### What is asked
Can you find the lines of the listing that include "your" and copy every one?

### Listed entries
>> begin

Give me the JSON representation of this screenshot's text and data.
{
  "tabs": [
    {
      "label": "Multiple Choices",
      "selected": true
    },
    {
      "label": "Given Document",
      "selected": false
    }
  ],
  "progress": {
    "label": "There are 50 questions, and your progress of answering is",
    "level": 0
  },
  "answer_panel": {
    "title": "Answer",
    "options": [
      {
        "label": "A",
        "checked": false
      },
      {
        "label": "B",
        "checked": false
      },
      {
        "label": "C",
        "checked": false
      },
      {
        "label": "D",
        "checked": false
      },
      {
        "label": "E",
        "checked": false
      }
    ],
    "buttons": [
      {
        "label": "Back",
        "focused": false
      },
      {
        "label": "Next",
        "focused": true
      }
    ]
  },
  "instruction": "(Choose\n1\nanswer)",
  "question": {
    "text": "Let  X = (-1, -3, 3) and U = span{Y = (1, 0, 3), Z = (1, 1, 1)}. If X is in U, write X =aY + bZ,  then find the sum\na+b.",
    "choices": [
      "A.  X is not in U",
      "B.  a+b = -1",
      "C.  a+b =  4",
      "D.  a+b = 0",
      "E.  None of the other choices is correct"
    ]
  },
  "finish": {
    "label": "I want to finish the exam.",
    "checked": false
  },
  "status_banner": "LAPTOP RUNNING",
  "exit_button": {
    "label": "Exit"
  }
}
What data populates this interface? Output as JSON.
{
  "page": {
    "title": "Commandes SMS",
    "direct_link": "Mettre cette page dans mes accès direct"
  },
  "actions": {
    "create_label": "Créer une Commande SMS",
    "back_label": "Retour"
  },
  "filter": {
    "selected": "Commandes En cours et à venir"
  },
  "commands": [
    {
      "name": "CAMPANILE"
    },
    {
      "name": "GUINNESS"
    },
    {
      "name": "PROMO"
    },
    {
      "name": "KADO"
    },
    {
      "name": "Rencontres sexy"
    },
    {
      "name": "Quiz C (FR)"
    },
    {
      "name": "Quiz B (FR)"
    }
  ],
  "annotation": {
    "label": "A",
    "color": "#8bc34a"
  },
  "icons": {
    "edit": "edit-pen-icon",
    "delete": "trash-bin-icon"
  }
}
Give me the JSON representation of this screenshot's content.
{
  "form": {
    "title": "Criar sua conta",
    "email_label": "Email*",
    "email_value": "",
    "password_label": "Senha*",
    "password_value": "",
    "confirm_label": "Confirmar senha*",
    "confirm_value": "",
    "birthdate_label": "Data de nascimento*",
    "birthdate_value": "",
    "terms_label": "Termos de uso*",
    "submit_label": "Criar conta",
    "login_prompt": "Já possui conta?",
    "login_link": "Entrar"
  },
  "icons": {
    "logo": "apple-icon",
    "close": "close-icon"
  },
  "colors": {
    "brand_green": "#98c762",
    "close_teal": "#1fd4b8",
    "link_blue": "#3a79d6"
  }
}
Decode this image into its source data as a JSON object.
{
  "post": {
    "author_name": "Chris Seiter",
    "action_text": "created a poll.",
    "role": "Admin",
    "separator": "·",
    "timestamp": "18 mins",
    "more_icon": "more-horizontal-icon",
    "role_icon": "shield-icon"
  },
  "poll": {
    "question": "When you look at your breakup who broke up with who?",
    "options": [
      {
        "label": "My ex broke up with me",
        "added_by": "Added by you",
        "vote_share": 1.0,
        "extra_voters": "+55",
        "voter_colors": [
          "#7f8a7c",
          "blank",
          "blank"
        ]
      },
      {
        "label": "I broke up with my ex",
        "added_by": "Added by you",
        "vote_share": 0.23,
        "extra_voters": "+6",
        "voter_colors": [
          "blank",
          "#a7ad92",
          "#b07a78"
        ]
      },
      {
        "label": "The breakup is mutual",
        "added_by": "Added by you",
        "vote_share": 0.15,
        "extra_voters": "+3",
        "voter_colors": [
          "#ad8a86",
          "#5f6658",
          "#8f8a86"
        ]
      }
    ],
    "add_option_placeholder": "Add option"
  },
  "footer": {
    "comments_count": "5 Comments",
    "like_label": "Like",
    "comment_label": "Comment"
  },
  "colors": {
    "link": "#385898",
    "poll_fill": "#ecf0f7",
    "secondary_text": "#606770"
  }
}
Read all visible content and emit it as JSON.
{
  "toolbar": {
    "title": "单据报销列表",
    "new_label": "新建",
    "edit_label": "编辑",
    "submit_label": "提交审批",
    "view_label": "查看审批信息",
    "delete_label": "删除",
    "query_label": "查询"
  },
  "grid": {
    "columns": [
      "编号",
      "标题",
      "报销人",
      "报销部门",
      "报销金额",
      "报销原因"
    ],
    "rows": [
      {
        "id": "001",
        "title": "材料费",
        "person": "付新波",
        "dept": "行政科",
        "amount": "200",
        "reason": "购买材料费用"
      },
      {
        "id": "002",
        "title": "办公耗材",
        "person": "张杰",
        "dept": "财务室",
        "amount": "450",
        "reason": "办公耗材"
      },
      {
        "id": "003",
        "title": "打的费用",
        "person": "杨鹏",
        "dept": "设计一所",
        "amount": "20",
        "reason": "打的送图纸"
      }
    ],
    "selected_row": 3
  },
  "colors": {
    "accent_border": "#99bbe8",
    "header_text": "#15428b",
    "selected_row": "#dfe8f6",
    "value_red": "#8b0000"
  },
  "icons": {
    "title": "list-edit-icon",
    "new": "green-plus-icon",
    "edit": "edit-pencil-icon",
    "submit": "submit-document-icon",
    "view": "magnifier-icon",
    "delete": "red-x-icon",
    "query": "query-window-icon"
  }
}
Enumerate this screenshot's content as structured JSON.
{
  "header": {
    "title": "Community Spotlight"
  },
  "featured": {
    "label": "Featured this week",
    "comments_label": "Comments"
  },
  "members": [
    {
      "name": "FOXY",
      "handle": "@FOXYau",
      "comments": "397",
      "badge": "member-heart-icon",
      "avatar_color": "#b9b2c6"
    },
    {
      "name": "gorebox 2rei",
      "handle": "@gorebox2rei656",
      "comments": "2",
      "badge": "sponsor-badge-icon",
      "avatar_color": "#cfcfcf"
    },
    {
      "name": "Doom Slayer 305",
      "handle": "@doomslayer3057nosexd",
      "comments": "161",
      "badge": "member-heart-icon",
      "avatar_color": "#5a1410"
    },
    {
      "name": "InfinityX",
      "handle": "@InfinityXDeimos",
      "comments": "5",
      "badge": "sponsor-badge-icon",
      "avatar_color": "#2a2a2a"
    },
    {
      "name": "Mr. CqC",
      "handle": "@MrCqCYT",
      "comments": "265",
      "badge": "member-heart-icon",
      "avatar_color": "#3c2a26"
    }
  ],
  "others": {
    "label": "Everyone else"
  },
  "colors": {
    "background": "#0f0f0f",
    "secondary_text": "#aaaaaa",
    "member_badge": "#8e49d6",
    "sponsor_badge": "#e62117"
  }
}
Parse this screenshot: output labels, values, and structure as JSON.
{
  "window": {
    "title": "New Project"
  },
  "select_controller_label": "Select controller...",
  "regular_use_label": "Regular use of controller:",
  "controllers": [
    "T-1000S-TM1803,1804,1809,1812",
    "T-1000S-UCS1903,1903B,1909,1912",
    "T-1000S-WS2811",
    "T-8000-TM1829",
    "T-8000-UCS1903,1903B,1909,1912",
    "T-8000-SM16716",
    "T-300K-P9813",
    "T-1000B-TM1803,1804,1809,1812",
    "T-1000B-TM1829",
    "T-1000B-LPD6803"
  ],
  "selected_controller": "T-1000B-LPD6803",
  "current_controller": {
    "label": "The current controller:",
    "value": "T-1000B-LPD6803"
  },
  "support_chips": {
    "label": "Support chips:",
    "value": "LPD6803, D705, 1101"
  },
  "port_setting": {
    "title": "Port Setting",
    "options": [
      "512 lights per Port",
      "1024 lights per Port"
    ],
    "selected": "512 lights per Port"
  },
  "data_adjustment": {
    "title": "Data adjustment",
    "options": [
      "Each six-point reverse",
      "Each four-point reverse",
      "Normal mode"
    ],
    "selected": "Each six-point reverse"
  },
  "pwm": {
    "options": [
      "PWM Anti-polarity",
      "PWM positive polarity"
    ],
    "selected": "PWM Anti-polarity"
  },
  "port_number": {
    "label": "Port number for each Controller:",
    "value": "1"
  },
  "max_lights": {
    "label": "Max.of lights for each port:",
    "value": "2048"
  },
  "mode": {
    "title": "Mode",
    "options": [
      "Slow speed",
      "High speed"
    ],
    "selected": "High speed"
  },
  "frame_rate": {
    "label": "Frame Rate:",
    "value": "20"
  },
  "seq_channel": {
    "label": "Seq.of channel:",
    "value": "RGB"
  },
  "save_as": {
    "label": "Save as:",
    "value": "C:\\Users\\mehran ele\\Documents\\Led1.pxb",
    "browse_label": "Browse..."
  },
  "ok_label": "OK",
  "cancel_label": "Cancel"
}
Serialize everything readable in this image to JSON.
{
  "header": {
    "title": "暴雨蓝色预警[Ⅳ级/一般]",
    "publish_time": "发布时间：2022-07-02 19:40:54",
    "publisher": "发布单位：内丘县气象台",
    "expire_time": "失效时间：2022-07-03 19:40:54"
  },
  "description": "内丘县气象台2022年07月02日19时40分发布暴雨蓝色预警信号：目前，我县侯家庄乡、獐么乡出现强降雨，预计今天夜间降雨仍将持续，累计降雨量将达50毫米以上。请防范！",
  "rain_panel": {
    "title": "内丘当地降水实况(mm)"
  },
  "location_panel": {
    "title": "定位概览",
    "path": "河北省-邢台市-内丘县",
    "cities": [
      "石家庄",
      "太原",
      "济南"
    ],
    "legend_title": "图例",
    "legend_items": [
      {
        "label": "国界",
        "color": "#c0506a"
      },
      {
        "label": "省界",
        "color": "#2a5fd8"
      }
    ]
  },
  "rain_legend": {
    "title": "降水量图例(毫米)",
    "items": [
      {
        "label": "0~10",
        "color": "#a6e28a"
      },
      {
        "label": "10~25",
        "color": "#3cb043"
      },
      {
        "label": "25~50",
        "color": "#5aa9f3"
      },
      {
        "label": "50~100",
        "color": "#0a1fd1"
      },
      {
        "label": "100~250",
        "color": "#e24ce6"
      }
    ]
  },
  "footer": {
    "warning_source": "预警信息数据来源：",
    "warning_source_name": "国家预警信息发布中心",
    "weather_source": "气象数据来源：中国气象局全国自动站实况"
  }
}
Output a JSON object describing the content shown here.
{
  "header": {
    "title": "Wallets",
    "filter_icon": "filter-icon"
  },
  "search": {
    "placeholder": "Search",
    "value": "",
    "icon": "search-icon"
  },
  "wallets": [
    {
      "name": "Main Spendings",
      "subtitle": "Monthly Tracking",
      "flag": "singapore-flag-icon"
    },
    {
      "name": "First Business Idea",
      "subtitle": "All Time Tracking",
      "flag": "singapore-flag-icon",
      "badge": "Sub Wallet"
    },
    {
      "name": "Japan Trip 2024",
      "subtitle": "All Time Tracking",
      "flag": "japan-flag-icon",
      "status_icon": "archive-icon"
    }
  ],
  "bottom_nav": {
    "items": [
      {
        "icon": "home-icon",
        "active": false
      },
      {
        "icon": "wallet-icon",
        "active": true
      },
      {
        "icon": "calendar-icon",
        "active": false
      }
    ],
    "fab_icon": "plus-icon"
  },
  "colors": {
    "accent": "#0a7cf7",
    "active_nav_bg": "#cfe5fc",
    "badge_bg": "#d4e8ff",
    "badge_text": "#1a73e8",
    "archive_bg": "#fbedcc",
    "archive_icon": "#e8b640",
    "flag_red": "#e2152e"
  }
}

>> end

### Final result
    "label": "There are 50 questions, and your progress of answering is",
    "question": "When you look at your breakup who broke up with who?",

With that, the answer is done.